[Part of a data file]
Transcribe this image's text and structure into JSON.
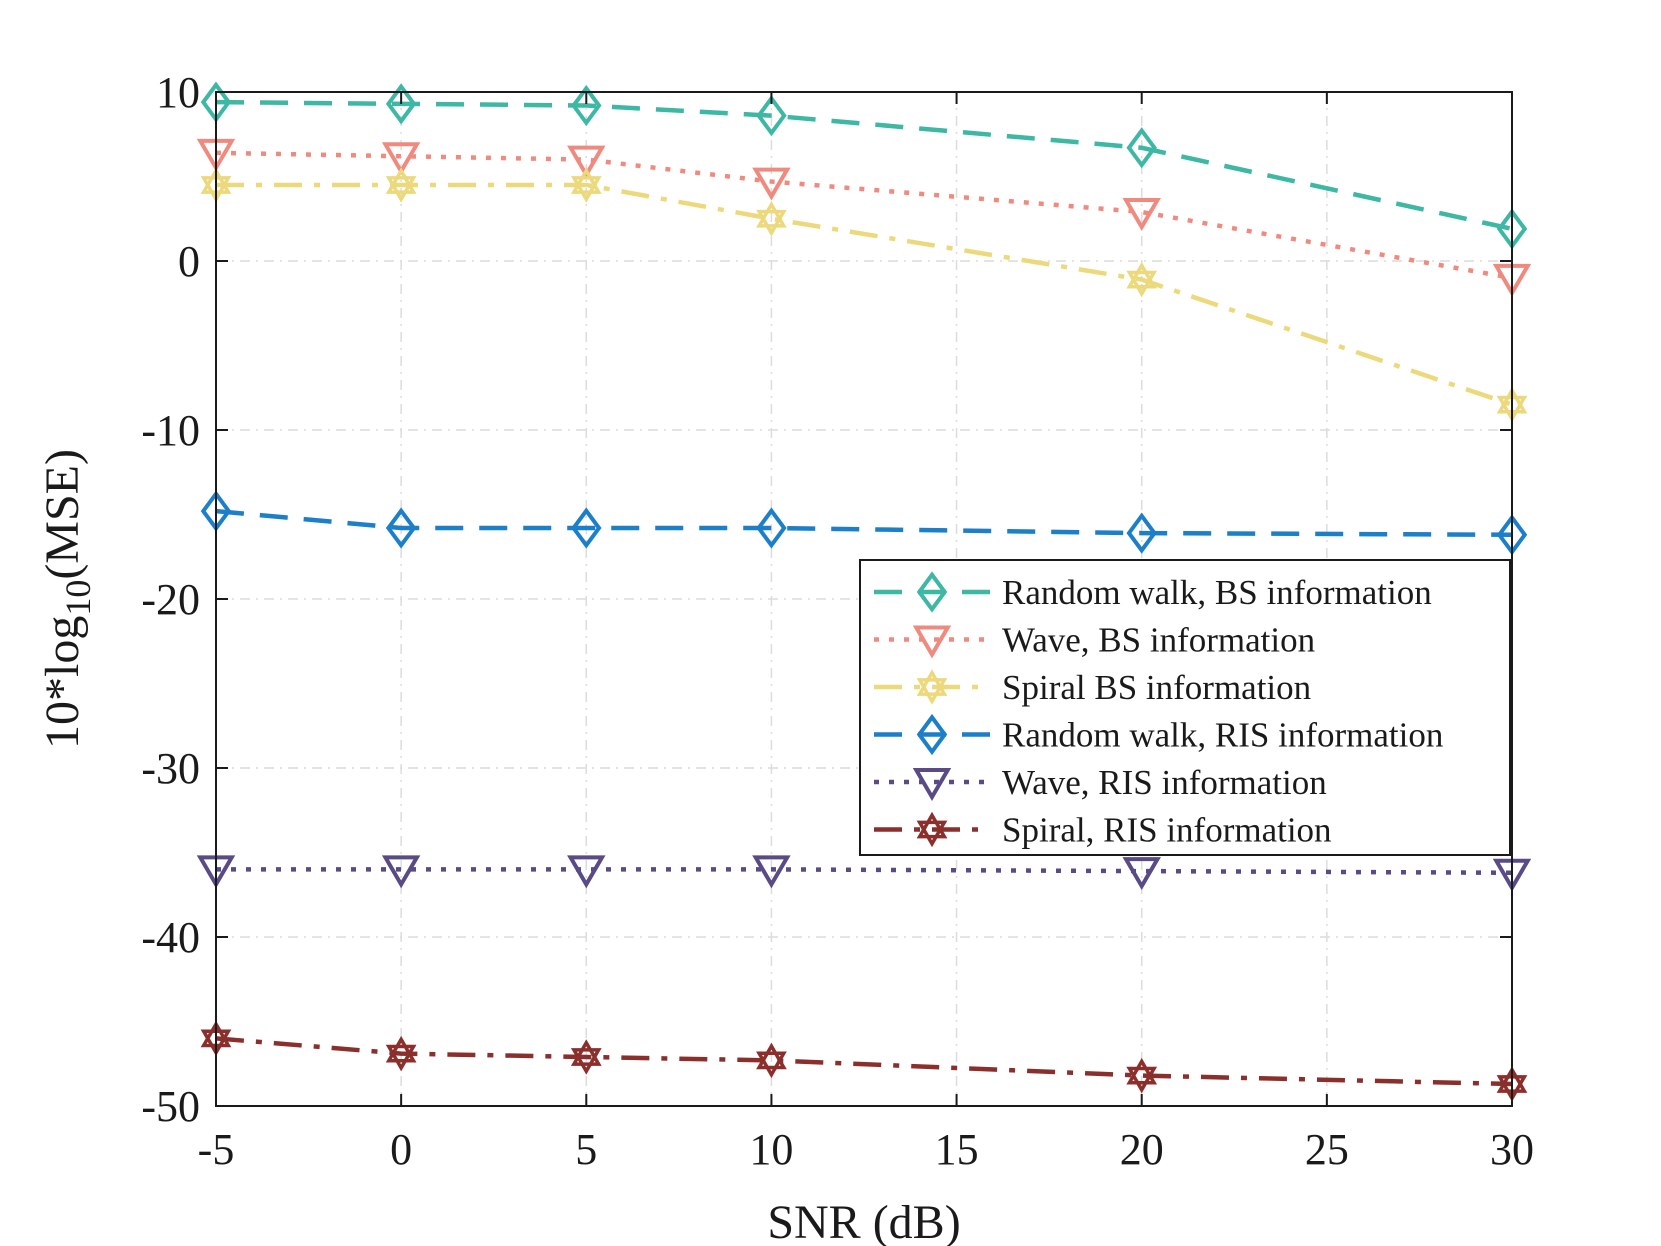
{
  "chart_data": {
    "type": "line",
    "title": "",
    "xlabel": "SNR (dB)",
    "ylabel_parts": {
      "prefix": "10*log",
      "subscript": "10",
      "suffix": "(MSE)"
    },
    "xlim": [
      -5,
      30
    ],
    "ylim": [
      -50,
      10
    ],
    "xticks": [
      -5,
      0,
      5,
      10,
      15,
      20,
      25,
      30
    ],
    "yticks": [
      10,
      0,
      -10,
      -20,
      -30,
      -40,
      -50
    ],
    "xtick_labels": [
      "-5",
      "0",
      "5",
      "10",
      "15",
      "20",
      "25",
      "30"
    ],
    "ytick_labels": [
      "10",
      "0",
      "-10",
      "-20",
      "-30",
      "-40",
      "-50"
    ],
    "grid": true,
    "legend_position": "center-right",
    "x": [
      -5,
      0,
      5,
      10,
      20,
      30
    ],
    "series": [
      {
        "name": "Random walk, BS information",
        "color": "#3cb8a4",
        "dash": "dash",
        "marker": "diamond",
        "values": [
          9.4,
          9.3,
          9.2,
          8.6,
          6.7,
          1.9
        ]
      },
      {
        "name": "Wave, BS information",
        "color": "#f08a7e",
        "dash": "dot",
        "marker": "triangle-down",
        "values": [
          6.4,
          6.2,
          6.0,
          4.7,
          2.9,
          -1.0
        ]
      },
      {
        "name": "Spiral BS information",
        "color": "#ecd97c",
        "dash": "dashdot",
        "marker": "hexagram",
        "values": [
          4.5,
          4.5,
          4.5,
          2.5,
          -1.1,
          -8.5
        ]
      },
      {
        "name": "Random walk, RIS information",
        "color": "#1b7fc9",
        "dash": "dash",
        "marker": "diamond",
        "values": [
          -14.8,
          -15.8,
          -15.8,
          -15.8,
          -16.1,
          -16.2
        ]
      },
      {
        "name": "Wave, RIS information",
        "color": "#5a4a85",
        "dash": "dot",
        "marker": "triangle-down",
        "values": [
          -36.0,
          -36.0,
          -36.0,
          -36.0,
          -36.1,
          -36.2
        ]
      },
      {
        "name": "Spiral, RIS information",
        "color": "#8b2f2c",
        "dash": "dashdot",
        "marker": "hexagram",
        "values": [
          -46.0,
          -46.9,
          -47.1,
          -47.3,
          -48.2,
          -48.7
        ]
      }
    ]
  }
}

> [The exercise]: Reproduce the material word for word. Any pictures should be left out of the copy.

> [Answer below]:
Transcribe this image's text and structure into JSON.
{
  "chart_data": {
    "type": "line",
    "title": "",
    "xlabel": "SNR (dB)",
    "ylabel_parts": {
      "prefix": "10*log",
      "subscript": "10",
      "suffix": "(MSE)"
    },
    "xlim": [
      -5,
      30
    ],
    "ylim": [
      -50,
      10
    ],
    "xticks": [
      -5,
      0,
      5,
      10,
      15,
      20,
      25,
      30
    ],
    "yticks": [
      10,
      0,
      -10,
      -20,
      -30,
      -40,
      -50
    ],
    "xtick_labels": [
      "-5",
      "0",
      "5",
      "10",
      "15",
      "20",
      "25",
      "30"
    ],
    "ytick_labels": [
      "10",
      "0",
      "-10",
      "-20",
      "-30",
      "-40",
      "-50"
    ],
    "grid": true,
    "legend_position": "center-right",
    "x": [
      -5,
      0,
      5,
      10,
      20,
      30
    ],
    "series": [
      {
        "name": "Random walk, BS information",
        "color": "#3cb8a4",
        "dash": "dash",
        "marker": "diamond",
        "values": [
          9.4,
          9.3,
          9.2,
          8.6,
          6.7,
          1.9
        ]
      },
      {
        "name": "Wave, BS information",
        "color": "#f08a7e",
        "dash": "dot",
        "marker": "triangle-down",
        "values": [
          6.4,
          6.2,
          6.0,
          4.7,
          2.9,
          -1.0
        ]
      },
      {
        "name": "Spiral BS information",
        "color": "#ecd97c",
        "dash": "dashdot",
        "marker": "hexagram",
        "values": [
          4.5,
          4.5,
          4.5,
          2.5,
          -1.1,
          -8.5
        ]
      },
      {
        "name": "Random walk, RIS information",
        "color": "#1b7fc9",
        "dash": "dash",
        "marker": "diamond",
        "values": [
          -14.8,
          -15.8,
          -15.8,
          -15.8,
          -16.1,
          -16.2
        ]
      },
      {
        "name": "Wave, RIS information",
        "color": "#5a4a85",
        "dash": "dot",
        "marker": "triangle-down",
        "values": [
          -36.0,
          -36.0,
          -36.0,
          -36.0,
          -36.1,
          -36.2
        ]
      },
      {
        "name": "Spiral, RIS information",
        "color": "#8b2f2c",
        "dash": "dashdot",
        "marker": "hexagram",
        "values": [
          -46.0,
          -46.9,
          -47.1,
          -47.3,
          -48.2,
          -48.7
        ]
      }
    ]
  }
}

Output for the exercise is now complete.